[Raw records]
──────────────────────────────

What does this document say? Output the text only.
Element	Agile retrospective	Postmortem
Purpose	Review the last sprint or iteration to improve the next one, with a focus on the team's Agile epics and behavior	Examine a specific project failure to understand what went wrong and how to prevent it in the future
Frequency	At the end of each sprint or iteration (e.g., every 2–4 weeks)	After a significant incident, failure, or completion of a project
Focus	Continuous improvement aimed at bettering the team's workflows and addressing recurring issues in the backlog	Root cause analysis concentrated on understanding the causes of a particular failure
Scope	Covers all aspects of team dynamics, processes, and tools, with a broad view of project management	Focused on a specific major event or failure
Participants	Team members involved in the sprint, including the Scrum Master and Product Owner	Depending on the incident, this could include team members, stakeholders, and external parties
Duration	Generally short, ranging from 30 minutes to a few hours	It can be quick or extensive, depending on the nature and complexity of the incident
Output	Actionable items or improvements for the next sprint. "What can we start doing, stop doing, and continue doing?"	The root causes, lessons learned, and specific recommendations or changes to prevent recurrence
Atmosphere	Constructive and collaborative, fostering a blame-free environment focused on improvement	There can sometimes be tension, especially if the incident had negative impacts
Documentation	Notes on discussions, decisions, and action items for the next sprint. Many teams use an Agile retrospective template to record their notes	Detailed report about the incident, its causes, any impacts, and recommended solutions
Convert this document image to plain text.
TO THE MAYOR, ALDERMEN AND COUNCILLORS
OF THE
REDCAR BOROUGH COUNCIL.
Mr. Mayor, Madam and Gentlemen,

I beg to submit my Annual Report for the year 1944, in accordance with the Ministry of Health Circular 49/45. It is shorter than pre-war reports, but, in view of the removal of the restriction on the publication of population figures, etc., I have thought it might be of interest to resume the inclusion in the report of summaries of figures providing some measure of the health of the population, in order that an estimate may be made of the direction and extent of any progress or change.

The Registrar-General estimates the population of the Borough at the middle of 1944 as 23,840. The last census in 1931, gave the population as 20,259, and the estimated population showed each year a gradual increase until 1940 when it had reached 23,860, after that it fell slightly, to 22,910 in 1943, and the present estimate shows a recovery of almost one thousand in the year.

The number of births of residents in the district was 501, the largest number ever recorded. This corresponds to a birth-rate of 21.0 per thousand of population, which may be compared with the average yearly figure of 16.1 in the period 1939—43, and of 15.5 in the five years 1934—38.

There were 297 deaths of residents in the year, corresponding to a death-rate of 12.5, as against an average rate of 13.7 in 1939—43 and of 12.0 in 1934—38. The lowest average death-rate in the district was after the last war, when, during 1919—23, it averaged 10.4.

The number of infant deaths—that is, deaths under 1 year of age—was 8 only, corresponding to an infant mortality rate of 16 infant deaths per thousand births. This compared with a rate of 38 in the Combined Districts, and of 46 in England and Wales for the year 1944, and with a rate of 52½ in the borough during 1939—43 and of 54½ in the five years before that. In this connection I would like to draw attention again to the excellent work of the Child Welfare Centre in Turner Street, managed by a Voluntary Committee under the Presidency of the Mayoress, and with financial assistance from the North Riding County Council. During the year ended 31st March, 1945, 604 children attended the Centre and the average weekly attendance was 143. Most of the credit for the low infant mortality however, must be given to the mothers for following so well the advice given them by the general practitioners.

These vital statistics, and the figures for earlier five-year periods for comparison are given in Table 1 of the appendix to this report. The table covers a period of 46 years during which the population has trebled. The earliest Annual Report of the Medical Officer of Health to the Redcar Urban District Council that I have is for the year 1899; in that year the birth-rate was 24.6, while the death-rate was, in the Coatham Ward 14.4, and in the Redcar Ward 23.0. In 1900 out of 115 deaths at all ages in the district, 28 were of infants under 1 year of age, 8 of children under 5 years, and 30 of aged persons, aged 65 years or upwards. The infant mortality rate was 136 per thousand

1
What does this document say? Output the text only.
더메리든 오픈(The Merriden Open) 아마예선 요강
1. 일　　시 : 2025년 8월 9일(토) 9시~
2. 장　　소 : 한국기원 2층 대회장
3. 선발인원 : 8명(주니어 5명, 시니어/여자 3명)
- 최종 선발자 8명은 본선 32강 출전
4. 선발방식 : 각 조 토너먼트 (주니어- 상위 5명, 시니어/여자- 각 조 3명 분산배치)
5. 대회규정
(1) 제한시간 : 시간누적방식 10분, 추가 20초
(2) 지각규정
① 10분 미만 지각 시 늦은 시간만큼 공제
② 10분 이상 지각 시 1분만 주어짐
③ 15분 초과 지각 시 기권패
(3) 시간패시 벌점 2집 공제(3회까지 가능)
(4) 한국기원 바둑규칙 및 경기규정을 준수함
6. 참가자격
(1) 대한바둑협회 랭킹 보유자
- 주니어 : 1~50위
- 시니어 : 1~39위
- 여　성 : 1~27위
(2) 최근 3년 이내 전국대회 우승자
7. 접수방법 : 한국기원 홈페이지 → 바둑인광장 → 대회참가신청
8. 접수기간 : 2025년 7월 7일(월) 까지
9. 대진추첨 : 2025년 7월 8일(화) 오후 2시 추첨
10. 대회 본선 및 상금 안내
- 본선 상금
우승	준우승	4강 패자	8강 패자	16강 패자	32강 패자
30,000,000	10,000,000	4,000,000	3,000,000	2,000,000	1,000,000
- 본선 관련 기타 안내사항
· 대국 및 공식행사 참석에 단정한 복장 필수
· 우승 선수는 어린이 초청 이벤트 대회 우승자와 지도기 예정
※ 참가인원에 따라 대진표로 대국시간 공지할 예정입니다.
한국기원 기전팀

──────────────────────────────

> The problem: Look through the entries above and report the number of lines that contain "given". Write only the number.

> Exercise response: 2